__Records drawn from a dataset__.
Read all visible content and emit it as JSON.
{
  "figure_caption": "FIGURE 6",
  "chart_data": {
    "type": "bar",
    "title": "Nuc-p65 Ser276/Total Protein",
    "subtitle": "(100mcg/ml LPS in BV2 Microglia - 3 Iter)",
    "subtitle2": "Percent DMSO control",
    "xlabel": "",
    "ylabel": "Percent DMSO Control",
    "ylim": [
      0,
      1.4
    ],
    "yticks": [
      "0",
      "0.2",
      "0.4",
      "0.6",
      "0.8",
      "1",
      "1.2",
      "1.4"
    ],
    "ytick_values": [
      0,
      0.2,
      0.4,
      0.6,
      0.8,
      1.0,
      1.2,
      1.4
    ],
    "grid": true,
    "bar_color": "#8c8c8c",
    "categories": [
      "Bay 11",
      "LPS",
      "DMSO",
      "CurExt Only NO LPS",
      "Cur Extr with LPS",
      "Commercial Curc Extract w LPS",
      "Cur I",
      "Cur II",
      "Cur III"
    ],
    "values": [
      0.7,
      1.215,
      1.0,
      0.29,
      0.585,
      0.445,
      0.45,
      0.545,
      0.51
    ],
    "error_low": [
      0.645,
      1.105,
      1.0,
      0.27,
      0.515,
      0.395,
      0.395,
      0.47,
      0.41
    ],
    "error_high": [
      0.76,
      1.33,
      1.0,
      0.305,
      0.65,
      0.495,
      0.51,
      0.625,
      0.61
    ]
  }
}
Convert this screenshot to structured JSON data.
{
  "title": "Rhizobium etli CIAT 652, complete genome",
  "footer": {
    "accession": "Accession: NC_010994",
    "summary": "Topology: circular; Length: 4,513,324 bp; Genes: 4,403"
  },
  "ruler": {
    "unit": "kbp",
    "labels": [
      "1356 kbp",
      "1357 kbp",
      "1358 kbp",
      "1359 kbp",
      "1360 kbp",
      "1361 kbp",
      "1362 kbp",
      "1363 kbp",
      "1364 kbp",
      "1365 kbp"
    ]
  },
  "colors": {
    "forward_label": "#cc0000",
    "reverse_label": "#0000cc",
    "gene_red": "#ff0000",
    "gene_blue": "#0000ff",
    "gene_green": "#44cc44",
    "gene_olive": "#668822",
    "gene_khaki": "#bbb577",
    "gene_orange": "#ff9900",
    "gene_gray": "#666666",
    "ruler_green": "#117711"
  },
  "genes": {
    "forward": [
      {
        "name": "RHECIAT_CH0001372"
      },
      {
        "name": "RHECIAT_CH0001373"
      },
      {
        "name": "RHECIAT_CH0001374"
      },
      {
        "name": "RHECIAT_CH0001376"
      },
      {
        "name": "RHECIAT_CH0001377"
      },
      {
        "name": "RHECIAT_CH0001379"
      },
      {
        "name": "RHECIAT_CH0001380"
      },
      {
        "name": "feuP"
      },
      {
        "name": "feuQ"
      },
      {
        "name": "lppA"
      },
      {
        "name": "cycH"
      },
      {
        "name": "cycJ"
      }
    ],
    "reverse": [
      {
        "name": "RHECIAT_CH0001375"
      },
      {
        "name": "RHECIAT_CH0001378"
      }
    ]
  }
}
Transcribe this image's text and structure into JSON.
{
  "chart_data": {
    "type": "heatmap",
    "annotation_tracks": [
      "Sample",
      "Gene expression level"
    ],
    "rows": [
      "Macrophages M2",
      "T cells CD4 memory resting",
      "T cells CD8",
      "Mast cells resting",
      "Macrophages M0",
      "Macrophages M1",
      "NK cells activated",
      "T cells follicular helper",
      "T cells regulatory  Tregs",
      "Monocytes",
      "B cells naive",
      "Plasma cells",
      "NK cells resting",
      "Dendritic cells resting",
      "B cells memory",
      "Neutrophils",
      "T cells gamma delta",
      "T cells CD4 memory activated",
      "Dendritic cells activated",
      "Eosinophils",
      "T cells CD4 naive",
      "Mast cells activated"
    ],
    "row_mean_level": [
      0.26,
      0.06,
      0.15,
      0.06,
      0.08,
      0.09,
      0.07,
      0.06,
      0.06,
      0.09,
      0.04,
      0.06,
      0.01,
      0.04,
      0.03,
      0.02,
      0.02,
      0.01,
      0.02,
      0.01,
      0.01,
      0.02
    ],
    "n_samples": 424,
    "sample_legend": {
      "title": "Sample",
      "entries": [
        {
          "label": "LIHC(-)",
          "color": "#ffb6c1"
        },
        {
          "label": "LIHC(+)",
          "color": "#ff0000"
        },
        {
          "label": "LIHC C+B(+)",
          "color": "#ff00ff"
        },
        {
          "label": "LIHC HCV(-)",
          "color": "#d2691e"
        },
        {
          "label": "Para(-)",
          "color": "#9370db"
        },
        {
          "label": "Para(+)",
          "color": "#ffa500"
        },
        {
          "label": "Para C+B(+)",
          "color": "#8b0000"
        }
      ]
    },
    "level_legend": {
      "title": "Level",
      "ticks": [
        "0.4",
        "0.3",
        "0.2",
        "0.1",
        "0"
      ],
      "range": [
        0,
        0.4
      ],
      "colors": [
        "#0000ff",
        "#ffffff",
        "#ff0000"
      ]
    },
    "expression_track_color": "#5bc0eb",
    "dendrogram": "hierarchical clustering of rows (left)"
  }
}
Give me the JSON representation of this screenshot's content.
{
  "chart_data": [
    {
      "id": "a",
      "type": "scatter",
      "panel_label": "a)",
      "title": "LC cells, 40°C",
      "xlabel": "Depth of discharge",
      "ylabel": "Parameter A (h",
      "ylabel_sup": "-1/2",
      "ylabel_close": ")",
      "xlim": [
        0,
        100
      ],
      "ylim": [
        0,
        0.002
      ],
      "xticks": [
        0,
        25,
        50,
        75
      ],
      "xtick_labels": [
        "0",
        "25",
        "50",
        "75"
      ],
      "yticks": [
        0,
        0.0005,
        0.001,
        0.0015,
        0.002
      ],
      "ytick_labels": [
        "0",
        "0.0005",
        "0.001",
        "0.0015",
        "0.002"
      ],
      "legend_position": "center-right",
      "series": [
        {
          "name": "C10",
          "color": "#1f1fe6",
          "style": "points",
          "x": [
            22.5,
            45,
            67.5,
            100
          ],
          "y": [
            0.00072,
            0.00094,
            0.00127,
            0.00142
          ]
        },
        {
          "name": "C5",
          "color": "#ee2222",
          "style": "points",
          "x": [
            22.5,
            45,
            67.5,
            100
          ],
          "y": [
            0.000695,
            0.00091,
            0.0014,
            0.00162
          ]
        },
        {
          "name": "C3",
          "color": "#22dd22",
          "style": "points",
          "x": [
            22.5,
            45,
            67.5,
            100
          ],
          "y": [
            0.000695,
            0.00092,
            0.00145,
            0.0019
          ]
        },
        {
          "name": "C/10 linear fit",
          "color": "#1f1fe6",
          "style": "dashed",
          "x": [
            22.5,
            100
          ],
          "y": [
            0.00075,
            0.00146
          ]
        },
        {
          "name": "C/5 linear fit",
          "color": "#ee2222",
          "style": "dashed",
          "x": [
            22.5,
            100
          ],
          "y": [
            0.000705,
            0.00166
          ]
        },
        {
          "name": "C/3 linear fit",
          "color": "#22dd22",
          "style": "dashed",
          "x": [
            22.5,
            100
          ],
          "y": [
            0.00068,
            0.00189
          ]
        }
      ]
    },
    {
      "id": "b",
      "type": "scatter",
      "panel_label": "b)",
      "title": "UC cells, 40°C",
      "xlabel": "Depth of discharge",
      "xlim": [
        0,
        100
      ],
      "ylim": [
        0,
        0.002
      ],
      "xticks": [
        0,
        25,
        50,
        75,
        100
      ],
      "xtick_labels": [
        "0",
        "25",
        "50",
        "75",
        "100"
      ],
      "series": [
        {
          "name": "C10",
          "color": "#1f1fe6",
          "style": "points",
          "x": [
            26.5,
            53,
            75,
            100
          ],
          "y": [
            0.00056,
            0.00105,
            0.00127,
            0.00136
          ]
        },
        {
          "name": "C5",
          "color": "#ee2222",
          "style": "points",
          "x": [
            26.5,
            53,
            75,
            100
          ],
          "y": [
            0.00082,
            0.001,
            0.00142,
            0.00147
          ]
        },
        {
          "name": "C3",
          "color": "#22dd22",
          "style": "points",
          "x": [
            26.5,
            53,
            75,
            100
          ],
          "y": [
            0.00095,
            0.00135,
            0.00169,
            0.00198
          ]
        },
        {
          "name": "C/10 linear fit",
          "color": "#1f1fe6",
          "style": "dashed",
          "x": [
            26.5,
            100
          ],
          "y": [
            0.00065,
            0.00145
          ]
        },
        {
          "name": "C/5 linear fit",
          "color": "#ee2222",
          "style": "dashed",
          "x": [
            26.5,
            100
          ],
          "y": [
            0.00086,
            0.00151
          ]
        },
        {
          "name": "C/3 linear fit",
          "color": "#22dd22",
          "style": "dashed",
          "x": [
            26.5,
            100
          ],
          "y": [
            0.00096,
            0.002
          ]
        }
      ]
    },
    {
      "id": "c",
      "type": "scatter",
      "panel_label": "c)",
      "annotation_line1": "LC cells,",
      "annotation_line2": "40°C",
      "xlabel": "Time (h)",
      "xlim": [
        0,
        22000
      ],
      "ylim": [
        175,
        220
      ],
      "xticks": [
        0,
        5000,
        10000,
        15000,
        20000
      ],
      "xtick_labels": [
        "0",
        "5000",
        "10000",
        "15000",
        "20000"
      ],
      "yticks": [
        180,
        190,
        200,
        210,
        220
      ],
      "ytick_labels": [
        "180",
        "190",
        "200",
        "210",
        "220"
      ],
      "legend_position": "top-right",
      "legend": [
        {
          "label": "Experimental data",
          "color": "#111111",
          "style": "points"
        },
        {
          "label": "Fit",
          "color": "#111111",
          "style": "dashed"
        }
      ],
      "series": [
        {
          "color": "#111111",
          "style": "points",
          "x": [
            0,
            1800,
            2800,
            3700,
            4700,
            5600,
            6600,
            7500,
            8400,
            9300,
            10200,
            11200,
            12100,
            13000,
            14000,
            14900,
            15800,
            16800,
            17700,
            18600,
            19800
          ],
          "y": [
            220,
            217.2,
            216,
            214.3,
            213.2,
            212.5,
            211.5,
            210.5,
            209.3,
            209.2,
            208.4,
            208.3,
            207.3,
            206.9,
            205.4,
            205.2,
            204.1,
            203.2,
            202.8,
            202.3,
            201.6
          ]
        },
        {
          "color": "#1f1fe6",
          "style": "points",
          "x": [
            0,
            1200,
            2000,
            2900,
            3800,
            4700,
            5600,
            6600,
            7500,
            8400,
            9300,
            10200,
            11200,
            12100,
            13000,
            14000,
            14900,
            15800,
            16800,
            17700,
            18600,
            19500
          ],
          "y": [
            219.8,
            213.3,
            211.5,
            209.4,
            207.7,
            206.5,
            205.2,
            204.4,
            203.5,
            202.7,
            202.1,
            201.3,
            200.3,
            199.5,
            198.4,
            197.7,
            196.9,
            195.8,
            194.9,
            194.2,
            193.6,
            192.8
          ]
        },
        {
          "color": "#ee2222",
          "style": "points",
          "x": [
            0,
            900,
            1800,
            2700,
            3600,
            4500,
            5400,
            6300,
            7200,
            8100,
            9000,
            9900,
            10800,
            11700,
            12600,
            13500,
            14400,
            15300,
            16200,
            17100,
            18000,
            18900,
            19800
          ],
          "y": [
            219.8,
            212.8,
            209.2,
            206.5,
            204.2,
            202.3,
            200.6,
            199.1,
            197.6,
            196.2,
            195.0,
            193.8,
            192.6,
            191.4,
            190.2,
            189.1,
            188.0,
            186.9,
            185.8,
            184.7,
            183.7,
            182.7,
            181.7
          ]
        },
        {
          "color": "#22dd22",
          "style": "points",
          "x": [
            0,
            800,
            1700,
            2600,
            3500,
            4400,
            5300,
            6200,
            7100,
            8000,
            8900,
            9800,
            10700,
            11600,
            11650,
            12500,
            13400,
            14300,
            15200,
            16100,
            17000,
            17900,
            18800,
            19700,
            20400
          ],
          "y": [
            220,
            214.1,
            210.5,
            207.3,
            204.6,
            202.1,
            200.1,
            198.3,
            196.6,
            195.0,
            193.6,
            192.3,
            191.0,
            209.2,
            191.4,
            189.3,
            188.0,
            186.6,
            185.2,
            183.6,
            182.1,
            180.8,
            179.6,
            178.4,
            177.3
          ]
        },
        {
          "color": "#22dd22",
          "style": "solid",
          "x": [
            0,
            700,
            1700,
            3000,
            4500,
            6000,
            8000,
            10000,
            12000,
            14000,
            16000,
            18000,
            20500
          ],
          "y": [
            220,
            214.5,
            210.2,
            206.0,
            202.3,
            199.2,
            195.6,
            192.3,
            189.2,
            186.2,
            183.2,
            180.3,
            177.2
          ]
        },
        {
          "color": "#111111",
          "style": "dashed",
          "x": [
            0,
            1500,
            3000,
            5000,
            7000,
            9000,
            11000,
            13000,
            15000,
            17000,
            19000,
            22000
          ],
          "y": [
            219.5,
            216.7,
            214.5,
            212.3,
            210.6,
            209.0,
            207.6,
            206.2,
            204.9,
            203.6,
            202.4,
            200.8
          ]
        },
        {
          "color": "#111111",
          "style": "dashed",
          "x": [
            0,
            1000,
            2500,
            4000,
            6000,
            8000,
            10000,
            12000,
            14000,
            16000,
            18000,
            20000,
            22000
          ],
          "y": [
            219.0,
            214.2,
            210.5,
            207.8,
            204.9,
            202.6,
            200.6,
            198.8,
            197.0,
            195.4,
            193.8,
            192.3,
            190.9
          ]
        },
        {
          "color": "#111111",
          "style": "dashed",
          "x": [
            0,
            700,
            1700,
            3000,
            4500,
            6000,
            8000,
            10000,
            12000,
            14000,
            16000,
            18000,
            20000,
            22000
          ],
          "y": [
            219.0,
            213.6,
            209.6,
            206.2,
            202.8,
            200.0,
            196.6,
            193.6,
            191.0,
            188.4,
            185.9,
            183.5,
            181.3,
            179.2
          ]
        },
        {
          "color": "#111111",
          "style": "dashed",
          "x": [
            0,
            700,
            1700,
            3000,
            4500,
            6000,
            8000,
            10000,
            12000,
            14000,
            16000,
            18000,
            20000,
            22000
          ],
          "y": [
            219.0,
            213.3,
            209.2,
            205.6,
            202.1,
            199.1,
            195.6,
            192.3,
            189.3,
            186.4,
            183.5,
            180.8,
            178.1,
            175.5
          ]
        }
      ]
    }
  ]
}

__Brief__.
Your response should be the lines of the entries above that include the string "Dendritic".

__Task response__.
      "Dendritic cells resting",
      "Dendritic cells activated",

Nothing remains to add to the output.